All records are to be retyped faithfully and completely.

§ Supplied information:
_____
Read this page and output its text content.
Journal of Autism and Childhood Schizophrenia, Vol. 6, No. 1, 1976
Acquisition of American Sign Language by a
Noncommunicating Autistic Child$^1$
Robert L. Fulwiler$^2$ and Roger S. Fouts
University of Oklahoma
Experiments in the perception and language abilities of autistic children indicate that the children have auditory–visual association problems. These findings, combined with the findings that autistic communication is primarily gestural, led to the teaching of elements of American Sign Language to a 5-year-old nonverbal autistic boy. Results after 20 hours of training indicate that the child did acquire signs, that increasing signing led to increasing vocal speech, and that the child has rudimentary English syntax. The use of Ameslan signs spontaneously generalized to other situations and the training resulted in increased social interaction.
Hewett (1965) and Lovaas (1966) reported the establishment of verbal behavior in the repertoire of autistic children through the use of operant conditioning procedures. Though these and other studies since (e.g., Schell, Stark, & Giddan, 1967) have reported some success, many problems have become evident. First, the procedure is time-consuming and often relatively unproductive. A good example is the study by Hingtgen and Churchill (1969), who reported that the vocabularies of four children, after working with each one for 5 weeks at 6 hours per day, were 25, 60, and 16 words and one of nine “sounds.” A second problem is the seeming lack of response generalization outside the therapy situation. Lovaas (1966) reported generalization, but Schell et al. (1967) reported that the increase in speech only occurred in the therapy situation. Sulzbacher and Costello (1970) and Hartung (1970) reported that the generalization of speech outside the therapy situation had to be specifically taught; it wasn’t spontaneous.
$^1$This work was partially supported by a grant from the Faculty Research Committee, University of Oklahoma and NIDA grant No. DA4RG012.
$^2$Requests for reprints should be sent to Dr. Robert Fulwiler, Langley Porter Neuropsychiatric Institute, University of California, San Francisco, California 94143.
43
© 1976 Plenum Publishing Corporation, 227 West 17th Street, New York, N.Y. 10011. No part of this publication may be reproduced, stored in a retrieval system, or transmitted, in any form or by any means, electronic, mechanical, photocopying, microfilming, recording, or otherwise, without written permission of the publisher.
_____
§ Answer below:
Read this page and output its text content.
Journal of Autism and Childhood Schizophrenia, Vol. 6, No. 1, 1976
Acquisition of American Sign Language by a
Noncommunicating Autistic Child$^1$
Robert L. Fulwiler$^2$ and Roger S. Fouts
University of Oklahoma
Experiments in the perception and language abilities of autistic children indicate that the children have auditory–visual association problems. These findings, combined with the findings that autistic communication is primarily gestural, led to the teaching of elements of American Sign Language to a 5-year-old nonverbal autistic boy. Results after 20 hours of training indicate that the child did acquire signs, that increasing signing led to increasing vocal speech, and that the child has rudimentary English syntax. The use of Ameslan signs spontaneously generalized to other situations and the training resulted in increased social interaction.
Hewett (1965) and Lovaas (1966) reported the establishment of verbal behavior in the repertoire of autistic children through the use of operant conditioning procedures. Though these and other studies since (e.g., Schell, Stark, & Giddan, 1967) have reported some success, many problems have become evident. First, the procedure is time-consuming and often relatively unproductive. A good example is the study by Hingtgen and Churchill (1969), who reported that the vocabularies of four children, after working with each one for 5 weeks at 6 hours per day, were 25, 60, and 16 words and one of nine “sounds.” A second problem is the seeming lack of response generalization outside the therapy situation. Lovaas (1966) reported generalization, but Schell et al. (1967) reported that the increase in speech only occurred in the therapy situation. Sulzbacher and Costello (1970) and Hartung (1970) reported that the generalization of speech outside the therapy situation had to be specifically taught; it wasn’t spontaneous.
$^1$This work was partially supported by a grant from the Faculty Research Committee, University of Oklahoma and NIDA grant No. DA4RG012.
$^2$Requests for reprints should be sent to Dr. Robert Fulwiler, Langley Porter Neuropsychiatric Institute, University of California, San Francisco, California 94143.
43
© 1976 Plenum Publishing Corporation, 227 West 17th Street, New York, N.Y. 10011. No part of this publication may be reproduced, stored in a retrieval system, or transmitted, in any form or by any means, electronic, mechanical, photocopying, microfilming, recording, or otherwise, without written permission of the publisher.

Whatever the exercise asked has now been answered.